• **What is expected**
Show all lines that include the string "View"; copy each one.

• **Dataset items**

>>>

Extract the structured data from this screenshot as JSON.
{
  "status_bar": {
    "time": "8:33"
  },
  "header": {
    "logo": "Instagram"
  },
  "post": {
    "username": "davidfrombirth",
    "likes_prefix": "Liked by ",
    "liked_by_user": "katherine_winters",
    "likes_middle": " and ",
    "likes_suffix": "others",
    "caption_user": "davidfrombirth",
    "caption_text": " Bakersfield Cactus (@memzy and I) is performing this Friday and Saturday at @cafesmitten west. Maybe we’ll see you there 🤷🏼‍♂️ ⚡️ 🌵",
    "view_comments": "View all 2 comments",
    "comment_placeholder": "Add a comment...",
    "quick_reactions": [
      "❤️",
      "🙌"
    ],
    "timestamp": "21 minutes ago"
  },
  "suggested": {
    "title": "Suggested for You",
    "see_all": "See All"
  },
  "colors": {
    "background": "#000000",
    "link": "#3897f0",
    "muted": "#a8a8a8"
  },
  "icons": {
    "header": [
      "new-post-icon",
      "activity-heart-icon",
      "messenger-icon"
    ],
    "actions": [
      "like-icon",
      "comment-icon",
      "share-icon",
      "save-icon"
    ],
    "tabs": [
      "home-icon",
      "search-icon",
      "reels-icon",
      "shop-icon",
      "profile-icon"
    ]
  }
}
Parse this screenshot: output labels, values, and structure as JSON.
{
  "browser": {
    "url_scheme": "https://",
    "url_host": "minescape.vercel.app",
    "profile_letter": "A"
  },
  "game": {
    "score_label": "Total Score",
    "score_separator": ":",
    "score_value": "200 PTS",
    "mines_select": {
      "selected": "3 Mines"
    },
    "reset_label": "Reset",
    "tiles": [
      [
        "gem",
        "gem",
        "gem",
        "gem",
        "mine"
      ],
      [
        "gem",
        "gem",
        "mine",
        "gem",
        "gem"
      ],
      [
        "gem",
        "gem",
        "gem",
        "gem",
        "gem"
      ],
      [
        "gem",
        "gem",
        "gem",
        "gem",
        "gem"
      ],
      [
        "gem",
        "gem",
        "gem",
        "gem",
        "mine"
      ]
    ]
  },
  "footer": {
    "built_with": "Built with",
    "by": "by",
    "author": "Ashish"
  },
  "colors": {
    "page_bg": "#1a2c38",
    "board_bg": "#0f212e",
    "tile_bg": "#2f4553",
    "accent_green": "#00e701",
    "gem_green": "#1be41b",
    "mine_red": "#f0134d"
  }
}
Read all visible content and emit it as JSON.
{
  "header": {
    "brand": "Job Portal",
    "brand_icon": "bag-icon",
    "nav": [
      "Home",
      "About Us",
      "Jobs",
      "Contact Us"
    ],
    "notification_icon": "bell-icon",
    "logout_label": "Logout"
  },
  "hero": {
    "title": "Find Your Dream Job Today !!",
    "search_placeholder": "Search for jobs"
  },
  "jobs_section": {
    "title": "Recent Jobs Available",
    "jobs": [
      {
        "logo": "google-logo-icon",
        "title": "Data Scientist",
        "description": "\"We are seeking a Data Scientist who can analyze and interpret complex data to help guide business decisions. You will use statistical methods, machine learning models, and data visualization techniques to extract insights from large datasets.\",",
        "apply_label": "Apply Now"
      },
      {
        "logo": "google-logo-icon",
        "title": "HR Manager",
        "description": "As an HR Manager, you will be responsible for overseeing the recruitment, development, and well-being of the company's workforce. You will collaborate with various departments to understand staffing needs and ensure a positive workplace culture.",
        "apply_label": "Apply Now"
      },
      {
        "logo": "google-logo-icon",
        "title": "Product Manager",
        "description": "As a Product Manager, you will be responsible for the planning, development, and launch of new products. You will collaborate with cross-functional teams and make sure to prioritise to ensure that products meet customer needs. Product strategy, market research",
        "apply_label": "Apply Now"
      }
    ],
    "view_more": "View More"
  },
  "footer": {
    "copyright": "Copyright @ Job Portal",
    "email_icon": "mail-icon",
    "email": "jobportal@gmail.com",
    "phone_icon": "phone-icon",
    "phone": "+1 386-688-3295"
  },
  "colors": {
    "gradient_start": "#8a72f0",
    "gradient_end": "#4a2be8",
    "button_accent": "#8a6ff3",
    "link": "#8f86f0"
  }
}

<<<

• **Response below**
    "view_comments": "View all 2 comments",
    "view_more": "View More"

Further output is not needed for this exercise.